**Aim**. Convert the lines below into a Markdown table with the columns "Row" and "Line," numbering each line in order and omitting any blank lines.

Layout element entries
↓↓↓

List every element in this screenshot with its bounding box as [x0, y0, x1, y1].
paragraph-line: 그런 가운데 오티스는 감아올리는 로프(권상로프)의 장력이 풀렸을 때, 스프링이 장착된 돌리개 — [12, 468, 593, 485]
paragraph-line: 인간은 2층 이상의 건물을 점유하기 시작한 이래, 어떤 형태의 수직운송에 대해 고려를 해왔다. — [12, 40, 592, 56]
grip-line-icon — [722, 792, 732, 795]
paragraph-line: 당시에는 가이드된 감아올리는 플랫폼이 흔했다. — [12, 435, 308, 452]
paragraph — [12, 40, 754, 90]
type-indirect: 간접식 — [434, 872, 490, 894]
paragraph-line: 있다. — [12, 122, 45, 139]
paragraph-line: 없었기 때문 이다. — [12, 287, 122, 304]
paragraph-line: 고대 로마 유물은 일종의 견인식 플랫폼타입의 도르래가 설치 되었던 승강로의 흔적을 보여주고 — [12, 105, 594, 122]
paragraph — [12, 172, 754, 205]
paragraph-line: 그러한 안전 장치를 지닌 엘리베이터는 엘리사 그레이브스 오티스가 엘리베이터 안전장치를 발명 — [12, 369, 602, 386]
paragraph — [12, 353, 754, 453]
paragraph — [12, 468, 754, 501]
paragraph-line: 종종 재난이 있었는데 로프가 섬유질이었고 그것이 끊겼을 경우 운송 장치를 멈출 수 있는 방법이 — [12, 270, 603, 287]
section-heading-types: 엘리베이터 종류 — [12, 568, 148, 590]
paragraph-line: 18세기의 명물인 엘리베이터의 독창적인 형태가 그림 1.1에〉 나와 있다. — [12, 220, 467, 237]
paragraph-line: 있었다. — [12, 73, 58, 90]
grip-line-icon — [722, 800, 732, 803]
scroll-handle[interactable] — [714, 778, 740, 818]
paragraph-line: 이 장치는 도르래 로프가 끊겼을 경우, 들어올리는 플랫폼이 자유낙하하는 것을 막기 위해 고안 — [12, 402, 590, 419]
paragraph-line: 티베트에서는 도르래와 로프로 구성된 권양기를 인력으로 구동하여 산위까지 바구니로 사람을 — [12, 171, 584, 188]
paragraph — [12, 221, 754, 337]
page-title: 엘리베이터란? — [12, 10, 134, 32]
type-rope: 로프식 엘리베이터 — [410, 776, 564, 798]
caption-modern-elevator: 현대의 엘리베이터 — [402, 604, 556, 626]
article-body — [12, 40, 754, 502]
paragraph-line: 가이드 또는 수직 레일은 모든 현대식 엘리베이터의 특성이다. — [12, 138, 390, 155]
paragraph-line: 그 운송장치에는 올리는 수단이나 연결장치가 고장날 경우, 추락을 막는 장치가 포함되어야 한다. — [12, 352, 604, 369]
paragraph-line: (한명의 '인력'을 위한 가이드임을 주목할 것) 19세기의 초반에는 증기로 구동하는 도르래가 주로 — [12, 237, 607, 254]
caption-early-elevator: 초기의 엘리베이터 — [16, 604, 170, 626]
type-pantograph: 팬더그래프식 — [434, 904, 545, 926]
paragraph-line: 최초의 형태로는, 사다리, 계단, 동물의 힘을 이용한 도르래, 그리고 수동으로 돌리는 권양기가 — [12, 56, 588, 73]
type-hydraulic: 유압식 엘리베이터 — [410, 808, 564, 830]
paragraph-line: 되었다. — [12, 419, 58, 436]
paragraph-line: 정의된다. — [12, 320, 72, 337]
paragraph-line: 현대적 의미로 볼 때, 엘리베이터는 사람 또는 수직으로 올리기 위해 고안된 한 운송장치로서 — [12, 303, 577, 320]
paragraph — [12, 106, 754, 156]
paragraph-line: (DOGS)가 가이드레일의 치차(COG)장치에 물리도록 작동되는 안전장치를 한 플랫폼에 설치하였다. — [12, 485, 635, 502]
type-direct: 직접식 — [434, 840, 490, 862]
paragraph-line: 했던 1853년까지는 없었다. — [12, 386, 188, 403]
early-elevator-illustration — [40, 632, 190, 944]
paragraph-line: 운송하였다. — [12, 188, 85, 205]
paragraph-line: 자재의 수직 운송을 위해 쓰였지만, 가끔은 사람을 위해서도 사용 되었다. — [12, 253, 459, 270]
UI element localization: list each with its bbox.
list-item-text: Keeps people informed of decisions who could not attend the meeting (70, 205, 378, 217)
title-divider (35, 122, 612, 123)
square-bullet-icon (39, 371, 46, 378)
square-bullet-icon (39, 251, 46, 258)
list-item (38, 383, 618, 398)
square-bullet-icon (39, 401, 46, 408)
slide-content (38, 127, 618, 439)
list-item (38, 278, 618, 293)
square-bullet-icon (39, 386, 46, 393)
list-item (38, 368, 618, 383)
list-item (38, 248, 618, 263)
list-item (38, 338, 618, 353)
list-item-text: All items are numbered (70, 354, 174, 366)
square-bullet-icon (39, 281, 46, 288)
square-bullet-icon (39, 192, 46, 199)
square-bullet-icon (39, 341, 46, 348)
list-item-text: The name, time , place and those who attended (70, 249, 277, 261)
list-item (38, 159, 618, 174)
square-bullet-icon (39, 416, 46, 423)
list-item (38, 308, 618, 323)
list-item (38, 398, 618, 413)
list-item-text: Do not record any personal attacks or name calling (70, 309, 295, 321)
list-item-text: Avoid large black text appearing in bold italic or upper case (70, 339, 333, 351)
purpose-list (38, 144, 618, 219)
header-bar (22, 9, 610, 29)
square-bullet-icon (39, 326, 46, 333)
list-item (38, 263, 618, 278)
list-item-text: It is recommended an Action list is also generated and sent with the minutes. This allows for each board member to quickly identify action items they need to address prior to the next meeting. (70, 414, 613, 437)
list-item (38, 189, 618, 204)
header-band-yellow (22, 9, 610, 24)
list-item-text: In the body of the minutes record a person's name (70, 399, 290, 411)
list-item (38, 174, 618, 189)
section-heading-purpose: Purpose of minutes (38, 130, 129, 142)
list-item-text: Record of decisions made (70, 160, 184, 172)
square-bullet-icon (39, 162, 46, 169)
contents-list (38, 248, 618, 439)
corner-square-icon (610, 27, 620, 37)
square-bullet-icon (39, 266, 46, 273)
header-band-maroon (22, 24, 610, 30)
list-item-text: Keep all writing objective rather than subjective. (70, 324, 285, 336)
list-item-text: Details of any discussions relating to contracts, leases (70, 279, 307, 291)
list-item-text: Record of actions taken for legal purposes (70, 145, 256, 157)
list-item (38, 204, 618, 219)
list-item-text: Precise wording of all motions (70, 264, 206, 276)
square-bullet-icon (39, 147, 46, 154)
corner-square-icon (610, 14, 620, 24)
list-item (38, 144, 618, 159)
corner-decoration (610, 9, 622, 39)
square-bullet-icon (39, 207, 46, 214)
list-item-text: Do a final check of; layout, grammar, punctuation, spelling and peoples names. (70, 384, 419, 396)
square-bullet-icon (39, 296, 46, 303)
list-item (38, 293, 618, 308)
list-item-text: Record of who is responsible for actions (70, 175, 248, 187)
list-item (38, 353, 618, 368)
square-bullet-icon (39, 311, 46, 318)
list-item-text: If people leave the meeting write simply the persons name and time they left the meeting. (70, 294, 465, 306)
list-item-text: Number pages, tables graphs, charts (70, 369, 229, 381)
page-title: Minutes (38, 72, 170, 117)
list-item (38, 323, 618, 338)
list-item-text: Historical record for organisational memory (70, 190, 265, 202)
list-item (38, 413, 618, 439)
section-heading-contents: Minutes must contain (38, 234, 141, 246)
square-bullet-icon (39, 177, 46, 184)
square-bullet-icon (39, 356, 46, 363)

↑↑↑

**Task output**.
| Row | Line |
|---|---|
| 1 | List every element in this screenshot with its bounding box as [x0, y0, x1, y1]. |
| 2 | paragraph-line: 그런 가운데 오티스는 감아올리는 로프(권상로프)의 장력이 풀렸을 때, 스프링이 장착된 돌리개 — [12, 468, 593, 485] |
| 3 | paragraph-line: 인간은 2층 이상의 건물을 점유하기 시작한 이래, 어떤 형태의 수직운송에 대해 고려를 해왔다. — [12, 40, 592, 56] |
| 4 | grip-line-icon — [722, 792, 732, 795] |
| 5 | paragraph-line: 당시에는 가이드된 감아올리는 플랫폼이 흔했다. — [12, 435, 308, 452] |
| 6 | paragraph — [12, 40, 754, 90] |
| 7 | type-indirect: 간접식 — [434, 872, 490, 894] |
| 8 | paragraph-line: 있다. — [12, 122, 45, 139] |
| 9 | paragraph-line: 없었기 때문 이다. — [12, 287, 122, 304] |
| 10 | paragraph-line: 고대 로마 유물은 일종의 견인식 플랫폼타입의 도르래가 설치 되었던 승강로의 흔적을 보여주고 — [12, 105, 594, 122] |
| 11 | paragraph — [12, 172, 754, 205] |
| 12 | paragraph-line: 그러한 안전 장치를 지닌 엘리베이터는 엘리사 그레이브스 오티스가 엘리베이터 안전장치를 발명 — [12, 369, 602, 386] |
| 13 | paragraph — [12, 353, 754, 453] |
| 14 | paragraph — [12, 468, 754, 501] |
| 15 | paragraph-line: 종종 재난이 있었는데 로프가 섬유질이었고 그것이 끊겼을 경우 운송 장치를 멈출 수 있는 방법이 — [12, 270, 603, 287] |
| 16 | section-heading-types: 엘리베이터 종류 — [12, 568, 148, 590] |
| 17 | paragraph-line: 18세기의 명물인 엘리베이터의 독창적인 형태가 그림 1.1에〉 나와 있다. — [12, 220, 467, 237] |
| 18 | paragraph-line: 있었다. — [12, 73, 58, 90] |
| 19 | grip-line-icon — [722, 800, 732, 803] |
| 20 | scroll-handle[interactable] — [714, 778, 740, 818] |
| 21 | paragraph-line: 이 장치는 도르래 로프가 끊겼을 경우, 들어올리는 플랫폼이 자유낙하하는 것을 막기 위해 고안 — [12, 402, 590, 419] |
| 22 | paragraph-line: 티베트에서는 도르래와 로프로 구성된 권양기를 인력으로 구동하여 산위까지 바구니로 사람을 — [12, 171, 584, 188] |
| 23 | paragraph — [12, 221, 754, 337] |
| 24 | page-title: 엘리베이터란? — [12, 10, 134, 32] |
| 25 | type-rope: 로프식 엘리베이터 — [410, 776, 564, 798] |
| 26 | caption-modern-elevator: 현대의 엘리베이터 — [402, 604, 556, 626] |
| 27 | article-body — [12, 40, 754, 502] |
| 28 | paragraph-line: 가이드 또는 수직 레일은 모든 현대식 엘리베이터의 특성이다. — [12, 138, 390, 155] |
| 29 | paragraph-line: 그 운송장치에는 올리는 수단이나 연결장치가 고장날 경우, 추락을 막는 장치가 포함되어야 한다. — [12, 352, 604, 369] |
| 30 | paragraph-line: (한명의 '인력'을 위한 가이드임을 주목할 것) 19세기의 초반에는 증기로 구동하는 도르래가 주로 — [12, 237, 607, 254] |
| 31 | caption-early-elevator: 초기의 엘리베이터 — [16, 604, 170, 626] |
| 32 | type-pantograph: 팬더그래프식 — [434, 904, 545, 926] |
| 33 | paragraph-line: 최초의 형태로는, 사다리, 계단, 동물의 힘을 이용한 도르래, 그리고 수동으로 돌리는 권양기가 — [12, 56, 588, 73] |
| 34 | type-hydraulic: 유압식 엘리베이터 — [410, 808, 564, 830] |
| 35 | paragraph-line: 되었다. — [12, 419, 58, 436] |
| 36 | paragraph-line: 정의된다. — [12, 320, 72, 337] |
| 37 | paragraph-line: 현대적 의미로 볼 때, 엘리베이터는 사람 또는 수직으로 올리기 위해 고안된 한 운송장치로서 — [12, 303, 577, 320] |
| 38 | paragraph — [12, 106, 754, 156] |
| 39 | paragraph-line: (DOGS)가 가이드레일의 치차(COG)장치에 물리도록 작동되는 안전장치를 한 플랫폼에 설치하였다. — [12, 485, 635, 502] |
| 40 | type-direct: 직접식 — [434, 840, 490, 862] |
| 41 | paragraph-line: 했던 1853년까지는 없었다. — [12, 386, 188, 403] |
| 42 | early-elevator-illustration — [40, 632, 190, 944] |
| 43 | paragraph-line: 운송하였다. — [12, 188, 85, 205] |
| 44 | paragraph-line: 자재의 수직 운송을 위해 쓰였지만, 가끔은 사람을 위해서도 사용 되었다. — [12, 253, 459, 270] |
| 45 | UI element localization: list each with its bbox. |
| 46 | list-item-text: Keeps people informed of decisions who could not attend the meeting (70, 205, 378, 217) |
| 47 | title-divider (35, 122, 612, 123) |
| 48 | square-bullet-icon (39, 371, 46, 378) |
| 49 | square-bullet-icon (39, 251, 46, 258) |
| 50 | list-item (38, 383, 618, 398) |
| 51 | square-bullet-icon (39, 401, 46, 408) |
| 52 | slide-content (38, 127, 618, 439) |
| 53 | list-item (38, 278, 618, 293) |
| 54 | square-bullet-icon (39, 386, 46, 393) |
| 55 | list-item (38, 368, 618, 383) |
| 56 | list-item (38, 248, 618, 263) |
| 57 | list-item (38, 338, 618, 353) |
| 58 | list-item-text: All items are numbered (70, 354, 174, 366) |
| 59 | square-bullet-icon (39, 281, 46, 288) |
| 60 | square-bullet-icon (39, 192, 46, 199) |
| 61 | square-bullet-icon (39, 341, 46, 348) |
| 62 | list-item-text: The name, time , place and those who attended (70, 249, 277, 261) |
| 63 | list-item (38, 159, 618, 174) |
| 64 | square-bullet-icon (39, 416, 46, 423) |
| 65 | list-item (38, 308, 618, 323) |
| 66 | list-item (38, 398, 618, 413) |
| 67 | list-item-text: Do not record any personal attacks or name calling (70, 309, 295, 321) |
| 68 | list-item-text: Avoid large black text appearing in bold italic or upper case (70, 339, 333, 351) |
| 69 | purpose-list (38, 144, 618, 219) |
| 70 | header-bar (22, 9, 610, 29) |
| 71 | square-bullet-icon (39, 326, 46, 333) |
| 72 | list-item (38, 263, 618, 278) |
| 73 | list-item-text: It is recommended an Action list is also generated and sent with the minutes. This allows for each board member to quickly identify action items they need to address prior to the next meeting. (70, 414, 613, 437) |
| 74 | list-item (38, 189, 618, 204) |
| 75 | header-band-yellow (22, 9, 610, 24) |
| 76 | list-item-text: In the body of the minutes record a person's name (70, 399, 290, 411) |
| 77 | list-item (38, 174, 618, 189) |
| 78 | section-heading-purpose: Purpose of minutes (38, 130, 129, 142) |
| 79 | list-item-text: Record of decisions made (70, 160, 184, 172) |
| 80 | square-bullet-icon (39, 162, 46, 169) |
| 81 | contents-list (38, 248, 618, 439) |
| 82 | corner-square-icon (610, 27, 620, 37) |
| 83 | square-bullet-icon (39, 266, 46, 273) |
| 84 | header-band-maroon (22, 24, 610, 30) |
| 85 | list-item-text: Keep all writing objective rather than subjective. (70, 324, 285, 336) |
| 86 | list-item-text: Details of any discussions relating to contracts, leases (70, 279, 307, 291) |
| 87 | list-item-text: Record of actions taken for legal purposes (70, 145, 256, 157) |
| 88 | list-item (38, 204, 618, 219) |
| 89 | list-item-text: Precise wording of all motions (70, 264, 206, 276) |
| 90 | square-bullet-icon (39, 147, 46, 154) |
| 91 | corner-square-icon (610, 14, 620, 24) |
| 92 | list-item (38, 144, 618, 159) |
| 93 | corner-decoration (610, 9, 622, 39) |
| 94 | square-bullet-icon (39, 207, 46, 214) |
| 95 | list-item-text: Do a final check of; layout, grammar, punctuation, spelling and peoples names. (70, 384, 419, 396) |
| 96 | square-bullet-icon (39, 296, 46, 303) |
| 97 | list-item (38, 293, 618, 308) |
| 98 | list-item-text: Record of who is responsible for actions (70, 175, 248, 187) |
| 99 | list-item (38, 353, 618, 368) |
| 100 | square-bullet-icon (39, 311, 46, 318) |
| 101 | list-item-text: If people leave the meeting write simply the persons name and time they left the meeting. (70, 294, 465, 306) |
| 102 | list-item-text: Number pages, tables graphs, charts (70, 369, 229, 381) |
| 103 | page-title: Minutes (38, 72, 170, 117) |
| 104 | list-item (38, 323, 618, 338) |
| 105 | list-item-text: Historical record for organisational memory (70, 190, 265, 202) |
| 106 | list-item (38, 413, 618, 439) |
| 107 | section-heading-contents: Minutes must contain (38, 234, 141, 246) |
| 108 | square-bullet-icon (39, 177, 46, 184) |
| 109 | square-bullet-icon (39, 356, 46, 363) |